— START —

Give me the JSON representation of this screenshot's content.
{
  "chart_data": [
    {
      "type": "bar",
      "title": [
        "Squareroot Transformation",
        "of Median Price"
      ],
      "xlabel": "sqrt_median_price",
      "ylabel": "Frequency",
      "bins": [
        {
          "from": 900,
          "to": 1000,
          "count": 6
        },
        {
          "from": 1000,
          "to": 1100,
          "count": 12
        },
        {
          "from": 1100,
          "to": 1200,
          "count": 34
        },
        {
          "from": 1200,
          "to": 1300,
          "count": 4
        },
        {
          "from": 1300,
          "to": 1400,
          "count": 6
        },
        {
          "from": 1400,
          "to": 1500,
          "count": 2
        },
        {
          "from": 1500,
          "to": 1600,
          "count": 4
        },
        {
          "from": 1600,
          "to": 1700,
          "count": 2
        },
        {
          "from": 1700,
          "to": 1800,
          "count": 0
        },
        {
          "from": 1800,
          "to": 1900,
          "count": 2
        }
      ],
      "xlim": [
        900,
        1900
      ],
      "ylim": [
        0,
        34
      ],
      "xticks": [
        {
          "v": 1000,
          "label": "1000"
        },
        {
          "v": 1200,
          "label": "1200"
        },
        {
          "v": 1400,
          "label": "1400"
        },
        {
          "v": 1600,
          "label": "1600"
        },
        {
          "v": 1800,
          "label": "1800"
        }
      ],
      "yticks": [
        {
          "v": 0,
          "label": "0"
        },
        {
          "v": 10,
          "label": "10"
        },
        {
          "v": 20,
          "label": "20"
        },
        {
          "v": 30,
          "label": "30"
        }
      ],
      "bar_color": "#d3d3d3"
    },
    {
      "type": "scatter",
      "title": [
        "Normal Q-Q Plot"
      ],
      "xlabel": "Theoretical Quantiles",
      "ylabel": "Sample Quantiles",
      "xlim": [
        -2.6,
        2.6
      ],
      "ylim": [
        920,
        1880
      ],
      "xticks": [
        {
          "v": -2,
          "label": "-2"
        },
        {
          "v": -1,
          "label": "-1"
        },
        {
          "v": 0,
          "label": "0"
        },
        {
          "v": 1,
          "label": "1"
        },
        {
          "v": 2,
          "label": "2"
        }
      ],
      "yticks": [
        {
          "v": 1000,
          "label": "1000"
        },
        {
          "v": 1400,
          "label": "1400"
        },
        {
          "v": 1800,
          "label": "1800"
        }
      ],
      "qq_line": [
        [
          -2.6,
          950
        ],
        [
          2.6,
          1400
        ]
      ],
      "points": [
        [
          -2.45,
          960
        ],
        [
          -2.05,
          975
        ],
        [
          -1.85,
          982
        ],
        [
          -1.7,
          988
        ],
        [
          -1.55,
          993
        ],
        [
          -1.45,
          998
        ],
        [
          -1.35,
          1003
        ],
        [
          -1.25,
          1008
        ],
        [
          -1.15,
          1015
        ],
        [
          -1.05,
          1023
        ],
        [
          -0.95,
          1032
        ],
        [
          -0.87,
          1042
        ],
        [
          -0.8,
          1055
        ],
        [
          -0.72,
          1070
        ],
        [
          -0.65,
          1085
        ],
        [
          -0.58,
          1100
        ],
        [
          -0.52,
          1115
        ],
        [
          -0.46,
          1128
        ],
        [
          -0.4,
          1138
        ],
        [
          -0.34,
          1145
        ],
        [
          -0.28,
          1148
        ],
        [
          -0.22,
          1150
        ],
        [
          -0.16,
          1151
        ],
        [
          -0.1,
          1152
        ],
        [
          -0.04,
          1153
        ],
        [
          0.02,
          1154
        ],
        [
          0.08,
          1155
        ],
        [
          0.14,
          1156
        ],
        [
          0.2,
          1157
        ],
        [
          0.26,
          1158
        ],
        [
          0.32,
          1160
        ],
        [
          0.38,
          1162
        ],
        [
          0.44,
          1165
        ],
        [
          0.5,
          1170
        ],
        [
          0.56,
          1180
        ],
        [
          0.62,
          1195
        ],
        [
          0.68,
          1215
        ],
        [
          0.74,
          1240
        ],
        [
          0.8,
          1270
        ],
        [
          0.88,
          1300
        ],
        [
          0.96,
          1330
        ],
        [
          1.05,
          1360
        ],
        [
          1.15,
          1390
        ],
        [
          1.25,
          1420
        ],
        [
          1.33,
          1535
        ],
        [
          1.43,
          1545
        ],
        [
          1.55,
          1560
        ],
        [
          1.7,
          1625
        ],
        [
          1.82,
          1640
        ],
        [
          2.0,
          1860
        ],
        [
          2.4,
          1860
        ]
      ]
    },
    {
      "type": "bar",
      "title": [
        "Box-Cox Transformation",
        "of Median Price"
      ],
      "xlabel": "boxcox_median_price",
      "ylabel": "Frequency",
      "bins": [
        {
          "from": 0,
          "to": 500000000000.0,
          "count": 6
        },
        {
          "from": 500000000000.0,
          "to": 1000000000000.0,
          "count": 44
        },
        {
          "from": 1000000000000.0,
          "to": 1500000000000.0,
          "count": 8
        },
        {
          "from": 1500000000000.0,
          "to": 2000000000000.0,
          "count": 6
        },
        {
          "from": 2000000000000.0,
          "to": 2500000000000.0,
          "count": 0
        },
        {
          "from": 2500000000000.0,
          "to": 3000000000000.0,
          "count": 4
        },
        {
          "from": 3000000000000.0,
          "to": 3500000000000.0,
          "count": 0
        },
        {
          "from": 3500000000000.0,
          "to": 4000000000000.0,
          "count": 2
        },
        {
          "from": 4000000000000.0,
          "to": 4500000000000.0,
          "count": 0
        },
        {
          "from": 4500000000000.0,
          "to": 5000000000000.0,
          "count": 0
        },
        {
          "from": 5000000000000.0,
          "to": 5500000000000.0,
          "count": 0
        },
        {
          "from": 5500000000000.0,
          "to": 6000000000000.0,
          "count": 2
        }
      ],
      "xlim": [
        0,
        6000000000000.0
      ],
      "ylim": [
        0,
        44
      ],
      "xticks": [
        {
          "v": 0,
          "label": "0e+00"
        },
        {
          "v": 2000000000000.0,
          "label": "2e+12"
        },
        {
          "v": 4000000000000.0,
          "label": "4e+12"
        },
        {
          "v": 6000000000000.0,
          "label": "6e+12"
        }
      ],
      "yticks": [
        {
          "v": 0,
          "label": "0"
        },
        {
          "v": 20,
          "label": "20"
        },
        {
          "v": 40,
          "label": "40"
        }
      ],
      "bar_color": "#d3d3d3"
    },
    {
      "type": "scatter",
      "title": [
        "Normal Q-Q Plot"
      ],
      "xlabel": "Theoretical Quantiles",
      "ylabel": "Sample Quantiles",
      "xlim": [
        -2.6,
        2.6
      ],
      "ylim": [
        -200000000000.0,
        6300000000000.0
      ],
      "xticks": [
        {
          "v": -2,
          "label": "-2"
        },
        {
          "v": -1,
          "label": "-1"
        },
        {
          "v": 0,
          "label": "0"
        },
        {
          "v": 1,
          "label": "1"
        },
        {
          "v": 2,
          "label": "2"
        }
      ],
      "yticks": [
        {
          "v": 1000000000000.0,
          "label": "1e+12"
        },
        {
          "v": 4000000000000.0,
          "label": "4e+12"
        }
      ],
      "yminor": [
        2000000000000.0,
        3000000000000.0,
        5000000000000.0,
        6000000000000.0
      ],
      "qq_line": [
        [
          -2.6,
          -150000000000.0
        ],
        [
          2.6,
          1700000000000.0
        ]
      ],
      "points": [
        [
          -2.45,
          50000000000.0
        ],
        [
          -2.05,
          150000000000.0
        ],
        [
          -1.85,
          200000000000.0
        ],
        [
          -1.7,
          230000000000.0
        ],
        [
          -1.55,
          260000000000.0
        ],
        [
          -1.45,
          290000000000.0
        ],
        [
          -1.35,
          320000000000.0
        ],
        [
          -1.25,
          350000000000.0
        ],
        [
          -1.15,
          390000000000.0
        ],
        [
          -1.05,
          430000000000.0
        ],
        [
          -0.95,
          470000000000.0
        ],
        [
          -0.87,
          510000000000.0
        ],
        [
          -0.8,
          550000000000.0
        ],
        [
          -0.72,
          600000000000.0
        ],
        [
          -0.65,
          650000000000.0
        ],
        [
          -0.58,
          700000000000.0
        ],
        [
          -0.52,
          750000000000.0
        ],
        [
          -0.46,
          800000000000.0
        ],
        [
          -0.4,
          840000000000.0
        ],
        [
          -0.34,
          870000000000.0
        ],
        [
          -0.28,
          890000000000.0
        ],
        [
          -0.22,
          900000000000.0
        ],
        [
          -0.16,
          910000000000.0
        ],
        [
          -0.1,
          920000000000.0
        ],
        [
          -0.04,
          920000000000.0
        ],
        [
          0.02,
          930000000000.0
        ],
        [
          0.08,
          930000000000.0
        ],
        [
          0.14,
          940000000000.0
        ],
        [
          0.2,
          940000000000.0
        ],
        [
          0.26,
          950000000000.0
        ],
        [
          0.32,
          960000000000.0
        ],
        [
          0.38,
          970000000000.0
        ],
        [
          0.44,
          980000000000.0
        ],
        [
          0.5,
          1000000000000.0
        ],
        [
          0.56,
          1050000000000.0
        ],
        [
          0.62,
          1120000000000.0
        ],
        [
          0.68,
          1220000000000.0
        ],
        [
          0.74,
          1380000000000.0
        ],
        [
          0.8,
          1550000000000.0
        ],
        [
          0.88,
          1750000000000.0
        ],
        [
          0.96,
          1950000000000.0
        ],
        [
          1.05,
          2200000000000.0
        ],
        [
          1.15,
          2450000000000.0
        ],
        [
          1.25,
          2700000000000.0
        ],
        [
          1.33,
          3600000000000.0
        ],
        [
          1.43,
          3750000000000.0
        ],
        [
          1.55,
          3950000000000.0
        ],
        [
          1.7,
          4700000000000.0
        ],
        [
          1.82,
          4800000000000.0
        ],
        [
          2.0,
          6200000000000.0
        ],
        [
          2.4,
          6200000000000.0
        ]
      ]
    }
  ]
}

— END —

#### REQUEST
Which lines above contain the word "Transformation"? Copy each of them.

#### TASK RESPONSE
        "Squareroot Transformation",
        "Box-Cox Transformation",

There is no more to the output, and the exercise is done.